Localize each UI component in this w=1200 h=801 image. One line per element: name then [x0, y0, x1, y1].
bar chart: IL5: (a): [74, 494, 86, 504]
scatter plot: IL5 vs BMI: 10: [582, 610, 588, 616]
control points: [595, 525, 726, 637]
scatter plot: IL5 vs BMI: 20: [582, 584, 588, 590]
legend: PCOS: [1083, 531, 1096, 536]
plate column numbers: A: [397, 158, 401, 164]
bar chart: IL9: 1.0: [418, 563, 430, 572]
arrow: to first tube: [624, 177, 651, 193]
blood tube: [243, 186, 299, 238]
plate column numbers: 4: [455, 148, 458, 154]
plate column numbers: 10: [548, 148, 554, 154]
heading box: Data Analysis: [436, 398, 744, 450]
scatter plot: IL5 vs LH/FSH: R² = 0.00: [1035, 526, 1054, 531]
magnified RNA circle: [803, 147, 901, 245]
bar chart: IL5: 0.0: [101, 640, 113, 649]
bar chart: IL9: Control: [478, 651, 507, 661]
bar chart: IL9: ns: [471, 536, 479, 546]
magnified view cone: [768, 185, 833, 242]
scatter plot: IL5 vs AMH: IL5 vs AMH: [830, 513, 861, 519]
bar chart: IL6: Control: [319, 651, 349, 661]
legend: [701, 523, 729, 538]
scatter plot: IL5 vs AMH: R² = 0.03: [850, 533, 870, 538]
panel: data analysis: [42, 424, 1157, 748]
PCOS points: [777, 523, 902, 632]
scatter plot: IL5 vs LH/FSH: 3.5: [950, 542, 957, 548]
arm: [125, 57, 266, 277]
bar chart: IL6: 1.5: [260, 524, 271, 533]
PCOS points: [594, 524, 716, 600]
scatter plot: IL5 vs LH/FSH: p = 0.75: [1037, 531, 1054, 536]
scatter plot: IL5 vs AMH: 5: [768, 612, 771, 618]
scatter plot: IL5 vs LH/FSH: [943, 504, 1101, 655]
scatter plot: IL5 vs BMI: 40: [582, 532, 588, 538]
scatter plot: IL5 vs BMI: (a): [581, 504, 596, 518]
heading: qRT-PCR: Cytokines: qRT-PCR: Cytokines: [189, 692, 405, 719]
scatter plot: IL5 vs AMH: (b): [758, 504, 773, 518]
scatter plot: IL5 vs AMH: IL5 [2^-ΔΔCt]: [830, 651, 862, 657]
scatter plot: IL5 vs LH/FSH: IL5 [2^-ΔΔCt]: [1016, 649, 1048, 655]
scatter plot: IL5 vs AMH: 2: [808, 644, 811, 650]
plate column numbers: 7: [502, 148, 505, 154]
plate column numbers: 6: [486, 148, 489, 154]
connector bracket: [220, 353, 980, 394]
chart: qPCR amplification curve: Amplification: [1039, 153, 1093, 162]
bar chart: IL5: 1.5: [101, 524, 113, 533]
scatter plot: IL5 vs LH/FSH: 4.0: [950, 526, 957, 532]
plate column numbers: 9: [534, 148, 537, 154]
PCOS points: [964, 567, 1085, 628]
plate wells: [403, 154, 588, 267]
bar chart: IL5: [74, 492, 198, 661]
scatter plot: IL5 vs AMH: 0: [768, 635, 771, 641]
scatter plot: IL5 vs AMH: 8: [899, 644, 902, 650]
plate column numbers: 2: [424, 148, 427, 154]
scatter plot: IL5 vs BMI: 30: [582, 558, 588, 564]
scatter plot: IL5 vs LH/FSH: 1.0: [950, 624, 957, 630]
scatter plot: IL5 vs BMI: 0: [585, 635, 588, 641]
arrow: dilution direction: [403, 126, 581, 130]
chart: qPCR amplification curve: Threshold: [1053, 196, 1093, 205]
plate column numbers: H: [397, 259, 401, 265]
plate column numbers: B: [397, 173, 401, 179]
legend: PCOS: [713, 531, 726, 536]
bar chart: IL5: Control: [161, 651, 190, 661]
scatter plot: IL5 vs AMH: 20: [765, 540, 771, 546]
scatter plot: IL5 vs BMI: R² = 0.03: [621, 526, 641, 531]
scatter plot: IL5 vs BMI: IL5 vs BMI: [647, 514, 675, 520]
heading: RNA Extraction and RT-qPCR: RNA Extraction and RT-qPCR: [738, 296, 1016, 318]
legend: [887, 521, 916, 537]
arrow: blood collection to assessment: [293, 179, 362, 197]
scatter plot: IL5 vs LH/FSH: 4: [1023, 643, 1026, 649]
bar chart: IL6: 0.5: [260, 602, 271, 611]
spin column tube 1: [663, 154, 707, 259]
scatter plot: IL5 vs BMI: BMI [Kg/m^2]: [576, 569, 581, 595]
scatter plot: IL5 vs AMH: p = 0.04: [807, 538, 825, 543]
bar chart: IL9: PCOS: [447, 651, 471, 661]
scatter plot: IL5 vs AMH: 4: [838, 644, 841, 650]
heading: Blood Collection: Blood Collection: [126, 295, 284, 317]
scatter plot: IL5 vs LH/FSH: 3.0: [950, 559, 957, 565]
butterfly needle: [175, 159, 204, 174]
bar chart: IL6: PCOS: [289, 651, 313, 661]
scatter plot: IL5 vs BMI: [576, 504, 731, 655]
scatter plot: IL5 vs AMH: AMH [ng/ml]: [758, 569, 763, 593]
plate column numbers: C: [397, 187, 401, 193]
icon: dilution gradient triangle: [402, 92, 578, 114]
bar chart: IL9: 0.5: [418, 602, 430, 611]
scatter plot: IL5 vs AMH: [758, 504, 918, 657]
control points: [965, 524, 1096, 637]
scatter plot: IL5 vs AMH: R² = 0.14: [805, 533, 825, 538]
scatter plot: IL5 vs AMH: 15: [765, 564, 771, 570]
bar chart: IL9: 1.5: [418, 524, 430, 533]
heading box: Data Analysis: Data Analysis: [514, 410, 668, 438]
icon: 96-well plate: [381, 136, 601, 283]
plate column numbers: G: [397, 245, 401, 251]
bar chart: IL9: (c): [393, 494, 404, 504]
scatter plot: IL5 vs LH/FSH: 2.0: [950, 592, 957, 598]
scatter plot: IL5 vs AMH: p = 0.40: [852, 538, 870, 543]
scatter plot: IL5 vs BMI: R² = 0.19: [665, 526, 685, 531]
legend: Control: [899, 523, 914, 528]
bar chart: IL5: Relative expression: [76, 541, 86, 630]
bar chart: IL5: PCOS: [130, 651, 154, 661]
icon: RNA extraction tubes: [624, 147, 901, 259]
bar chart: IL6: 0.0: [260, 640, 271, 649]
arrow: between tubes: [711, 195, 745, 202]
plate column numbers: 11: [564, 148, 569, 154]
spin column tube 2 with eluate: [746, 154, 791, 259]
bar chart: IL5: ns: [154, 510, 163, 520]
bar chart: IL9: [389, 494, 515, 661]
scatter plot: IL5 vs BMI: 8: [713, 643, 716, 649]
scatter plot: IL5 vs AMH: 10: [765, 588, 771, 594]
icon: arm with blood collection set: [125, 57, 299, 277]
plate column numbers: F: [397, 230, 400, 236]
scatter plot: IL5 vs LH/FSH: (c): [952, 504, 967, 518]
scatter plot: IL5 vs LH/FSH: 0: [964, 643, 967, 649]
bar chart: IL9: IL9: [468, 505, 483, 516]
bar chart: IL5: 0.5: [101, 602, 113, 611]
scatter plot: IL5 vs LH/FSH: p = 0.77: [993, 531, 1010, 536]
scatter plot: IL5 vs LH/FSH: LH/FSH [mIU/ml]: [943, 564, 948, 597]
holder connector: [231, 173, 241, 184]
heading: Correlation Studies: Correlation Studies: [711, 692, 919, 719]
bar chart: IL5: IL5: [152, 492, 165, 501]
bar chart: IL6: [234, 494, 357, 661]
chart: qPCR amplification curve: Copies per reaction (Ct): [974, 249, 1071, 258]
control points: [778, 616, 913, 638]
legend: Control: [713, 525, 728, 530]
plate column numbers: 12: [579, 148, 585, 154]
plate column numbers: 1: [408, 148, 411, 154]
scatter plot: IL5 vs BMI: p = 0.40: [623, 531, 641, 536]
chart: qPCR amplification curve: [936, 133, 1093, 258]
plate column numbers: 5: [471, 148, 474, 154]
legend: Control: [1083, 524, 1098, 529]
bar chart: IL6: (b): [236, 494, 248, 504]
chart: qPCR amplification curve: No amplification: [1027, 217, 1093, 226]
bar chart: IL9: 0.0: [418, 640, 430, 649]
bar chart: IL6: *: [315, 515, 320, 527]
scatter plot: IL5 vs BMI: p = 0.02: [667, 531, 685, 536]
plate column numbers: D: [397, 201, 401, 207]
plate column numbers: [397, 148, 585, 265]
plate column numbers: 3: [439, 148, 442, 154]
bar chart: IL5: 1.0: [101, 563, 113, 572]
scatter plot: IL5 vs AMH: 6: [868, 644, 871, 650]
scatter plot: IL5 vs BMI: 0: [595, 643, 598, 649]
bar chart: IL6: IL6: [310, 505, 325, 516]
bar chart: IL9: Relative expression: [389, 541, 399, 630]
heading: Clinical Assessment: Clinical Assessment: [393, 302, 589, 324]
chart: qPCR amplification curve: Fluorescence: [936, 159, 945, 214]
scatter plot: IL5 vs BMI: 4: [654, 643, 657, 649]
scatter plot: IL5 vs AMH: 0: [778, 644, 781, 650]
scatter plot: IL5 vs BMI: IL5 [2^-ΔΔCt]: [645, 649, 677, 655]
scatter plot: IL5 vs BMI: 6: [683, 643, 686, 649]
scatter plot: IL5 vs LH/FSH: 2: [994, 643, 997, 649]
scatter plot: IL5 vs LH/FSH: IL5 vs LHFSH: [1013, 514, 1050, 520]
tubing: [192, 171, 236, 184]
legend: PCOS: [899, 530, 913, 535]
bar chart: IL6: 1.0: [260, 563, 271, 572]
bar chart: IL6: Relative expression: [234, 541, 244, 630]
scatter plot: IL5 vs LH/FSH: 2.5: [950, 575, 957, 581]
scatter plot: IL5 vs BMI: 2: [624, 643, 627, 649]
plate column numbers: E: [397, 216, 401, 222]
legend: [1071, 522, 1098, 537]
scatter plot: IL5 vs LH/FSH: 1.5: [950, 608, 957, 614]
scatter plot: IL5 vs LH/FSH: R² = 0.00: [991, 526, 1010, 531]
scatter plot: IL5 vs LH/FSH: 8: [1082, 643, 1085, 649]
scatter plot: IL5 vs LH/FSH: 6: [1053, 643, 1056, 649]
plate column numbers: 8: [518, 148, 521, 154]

Task statement
Please lay out the items as a JSON list of strings, one string per line, beginning with the first line and stopping after the line that contains "533, 870, 538]". Leave out any blank lines.

Result of the task
[
  "Localize each UI component in this w=1200 h=801 image. One line per element: name then [x0, y0, x1, y1].",
  "bar chart: IL5: (a): [74, 494, 86, 504]",
  "scatter plot: IL5 vs BMI: 10: [582, 610, 588, 616]",
  "control points: [595, 525, 726, 637]",
  "scatter plot: IL5 vs BMI: 20: [582, 584, 588, 590]",
  "legend: PCOS: [1083, 531, 1096, 536]",
  "plate column numbers: A: [397, 158, 401, 164]",
  "bar chart: IL9: 1.0: [418, 563, 430, 572]",
  "arrow: to first tube: [624, 177, 651, 193]",
  "blood tube: [243, 186, 299, 238]",
  "plate column numbers: 4: [455, 148, 458, 154]",
  "plate column numbers: 10: [548, 148, 554, 154]",
  "heading box: Data Analysis: [436, 398, 744, 450]",
  "scatter plot: IL5 vs LH/FSH: R² = 0.00: [1035, 526, 1054, 531]",
  "magnified RNA circle: [803, 147, 901, 245]",
  "bar chart: IL5: 0.0: [101, 640, 113, 649]",
  "bar chart: IL9: Control: [478, 651, 507, 661]",
  "bar chart: IL9: ns: [471, 536, 479, 546]",
  "magnified view cone: [768, 185, 833, 242]",
  "scatter plot: IL5 vs AMH: IL5 vs AMH: [830, 513, 861, 519]",
  "bar chart: IL6: Control: [319, 651, 349, 661]",
  "legend: [701, 523, 729, 538]",
  "scatter plot: IL5 vs AMH: R² = 0.03: [850, 533, 870, 538]"
]